_What the exercise asks_
Write out the material below again, unchanged.

_Records supplied_
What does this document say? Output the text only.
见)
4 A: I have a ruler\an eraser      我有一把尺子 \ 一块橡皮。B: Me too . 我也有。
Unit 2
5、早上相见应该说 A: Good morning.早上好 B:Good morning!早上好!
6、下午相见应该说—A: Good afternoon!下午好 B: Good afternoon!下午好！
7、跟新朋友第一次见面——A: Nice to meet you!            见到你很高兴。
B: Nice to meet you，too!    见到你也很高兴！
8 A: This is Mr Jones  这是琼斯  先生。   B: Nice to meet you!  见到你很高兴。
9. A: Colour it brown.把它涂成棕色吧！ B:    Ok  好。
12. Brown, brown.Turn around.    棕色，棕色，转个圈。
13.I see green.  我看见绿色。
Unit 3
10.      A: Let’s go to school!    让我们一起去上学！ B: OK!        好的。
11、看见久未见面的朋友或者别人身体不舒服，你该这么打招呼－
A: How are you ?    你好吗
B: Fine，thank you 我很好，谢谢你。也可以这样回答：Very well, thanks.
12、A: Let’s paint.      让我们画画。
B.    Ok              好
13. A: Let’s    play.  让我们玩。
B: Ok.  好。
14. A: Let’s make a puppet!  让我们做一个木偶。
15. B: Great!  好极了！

_Solution_
What does this document say? Output the text only.
见)
4 A: I have a ruler\an eraser      我有一把尺子 \ 一块橡皮。B: Me too . 我也有。
Unit 2
5、早上相见应该说 A: Good morning.早上好 B:Good morning!早上好!
6、下午相见应该说—A: Good afternoon!下午好 B: Good afternoon!下午好！
7、跟新朋友第一次见面——A: Nice to meet you!            见到你很高兴。
B: Nice to meet you，too!    见到你也很高兴！
8 A: This is Mr Jones  这是琼斯  先生。   B: Nice to meet you!  见到你很高兴。
9. A: Colour it brown.把它涂成棕色吧！ B:    Ok  好。
12. Brown, brown.Turn around.    棕色，棕色，转个圈。
13.I see green.  我看见绿色。
Unit 3
10.      A: Let’s go to school!    让我们一起去上学！ B: OK!        好的。
11、看见久未见面的朋友或者别人身体不舒服，你该这么打招呼－
A: How are you ?    你好吗
B: Fine，thank you 我很好，谢谢你。也可以这样回答：Very well, thanks.
12、A: Let’s paint.      让我们画画。
B.    Ok              好
13. A: Let’s    play.  让我们玩。
B: Ok.  好。
14. A: Let’s make a puppet!  让我们做一个木偶。
15. B: Great!  好极了！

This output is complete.